Can the data below be set down again exactly, line for line?

>> Begin INFORMATION SHOWN

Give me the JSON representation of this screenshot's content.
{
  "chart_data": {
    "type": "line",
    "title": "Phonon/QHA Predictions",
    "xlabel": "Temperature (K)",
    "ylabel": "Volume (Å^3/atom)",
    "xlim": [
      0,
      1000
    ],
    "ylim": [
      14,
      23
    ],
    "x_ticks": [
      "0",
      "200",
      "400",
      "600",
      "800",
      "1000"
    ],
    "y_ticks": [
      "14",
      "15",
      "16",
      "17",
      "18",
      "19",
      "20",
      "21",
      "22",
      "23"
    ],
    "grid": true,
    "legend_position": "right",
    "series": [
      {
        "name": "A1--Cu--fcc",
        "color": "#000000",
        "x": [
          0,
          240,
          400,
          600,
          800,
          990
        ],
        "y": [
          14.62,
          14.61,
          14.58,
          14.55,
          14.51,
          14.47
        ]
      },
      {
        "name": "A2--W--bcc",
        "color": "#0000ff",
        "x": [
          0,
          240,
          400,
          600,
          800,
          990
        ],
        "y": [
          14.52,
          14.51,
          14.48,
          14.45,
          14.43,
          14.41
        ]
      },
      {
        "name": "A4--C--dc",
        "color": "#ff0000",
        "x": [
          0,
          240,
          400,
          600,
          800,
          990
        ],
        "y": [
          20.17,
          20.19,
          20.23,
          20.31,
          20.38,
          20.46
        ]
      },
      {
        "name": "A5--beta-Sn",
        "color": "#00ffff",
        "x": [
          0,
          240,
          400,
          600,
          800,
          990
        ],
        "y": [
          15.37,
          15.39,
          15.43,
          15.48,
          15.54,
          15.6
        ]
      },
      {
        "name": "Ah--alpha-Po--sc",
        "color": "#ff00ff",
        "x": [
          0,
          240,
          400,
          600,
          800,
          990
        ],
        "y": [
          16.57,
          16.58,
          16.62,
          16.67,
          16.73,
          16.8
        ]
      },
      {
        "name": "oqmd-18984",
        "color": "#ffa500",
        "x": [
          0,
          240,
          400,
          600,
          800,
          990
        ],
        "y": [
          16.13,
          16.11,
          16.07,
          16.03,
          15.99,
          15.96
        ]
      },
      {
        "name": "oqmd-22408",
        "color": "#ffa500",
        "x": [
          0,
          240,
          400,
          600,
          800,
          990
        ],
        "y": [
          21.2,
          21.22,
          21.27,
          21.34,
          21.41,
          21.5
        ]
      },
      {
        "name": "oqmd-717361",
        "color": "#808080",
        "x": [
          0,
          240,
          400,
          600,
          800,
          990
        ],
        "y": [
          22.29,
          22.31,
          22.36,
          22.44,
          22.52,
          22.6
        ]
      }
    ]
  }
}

>> End INFORMATION SHOWN

RESULT:
Give me the JSON representation of this screenshot's content.
{
  "chart_data": {
    "type": "line",
    "title": "Phonon/QHA Predictions",
    "xlabel": "Temperature (K)",
    "ylabel": "Volume (Å^3/atom)",
    "xlim": [
      0,
      1000
    ],
    "ylim": [
      14,
      23
    ],
    "x_ticks": [
      "0",
      "200",
      "400",
      "600",
      "800",
      "1000"
    ],
    "y_ticks": [
      "14",
      "15",
      "16",
      "17",
      "18",
      "19",
      "20",
      "21",
      "22",
      "23"
    ],
    "grid": true,
    "legend_position": "right",
    "series": [
      {
        "name": "A1--Cu--fcc",
        "color": "#000000",
        "x": [
          0,
          240,
          400,
          600,
          800,
          990
        ],
        "y": [
          14.62,
          14.61,
          14.58,
          14.55,
          14.51,
          14.47
        ]
      },
      {
        "name": "A2--W--bcc",
        "color": "#0000ff",
        "x": [
          0,
          240,
          400,
          600,
          800,
          990
        ],
        "y": [
          14.52,
          14.51,
          14.48,
          14.45,
          14.43,
          14.41
        ]
      },
      {
        "name": "A4--C--dc",
        "color": "#ff0000",
        "x": [
          0,
          240,
          400,
          600,
          800,
          990
        ],
        "y": [
          20.17,
          20.19,
          20.23,
          20.31,
          20.38,
          20.46
        ]
      },
      {
        "name": "A5--beta-Sn",
        "color": "#00ffff",
        "x": [
          0,
          240,
          400,
          600,
          800,
          990
        ],
        "y": [
          15.37,
          15.39,
          15.43,
          15.48,
          15.54,
          15.6
        ]
      },
      {
        "name": "Ah--alpha-Po--sc",
        "color": "#ff00ff",
        "x": [
          0,
          240,
          400,
          600,
          800,
          990
        ],
        "y": [
          16.57,
          16.58,
          16.62,
          16.67,
          16.73,
          16.8
        ]
      },
      {
        "name": "oqmd-18984",
        "color": "#ffa500",
        "x": [
          0,
          240,
          400,
          600,
          800,
          990
        ],
        "y": [
          16.13,
          16.11,
          16.07,
          16.03,
          15.99,
          15.96
        ]
      },
      {
        "name": "oqmd-22408",
        "color": "#ffa500",
        "x": [
          0,
          240,
          400,
          600,
          800,
          990
        ],
        "y": [
          21.2,
          21.22,
          21.27,
          21.34,
          21.41,
          21.5
        ]
      },
      {
        "name": "oqmd-717361",
        "color": "#808080",
        "x": [
          0,
          240,
          400,
          600,
          800,
          990
        ],
        "y": [
          22.29,
          22.31,
          22.36,
          22.44,
          22.52,
          22.6
        ]
      }
    ]
  }
}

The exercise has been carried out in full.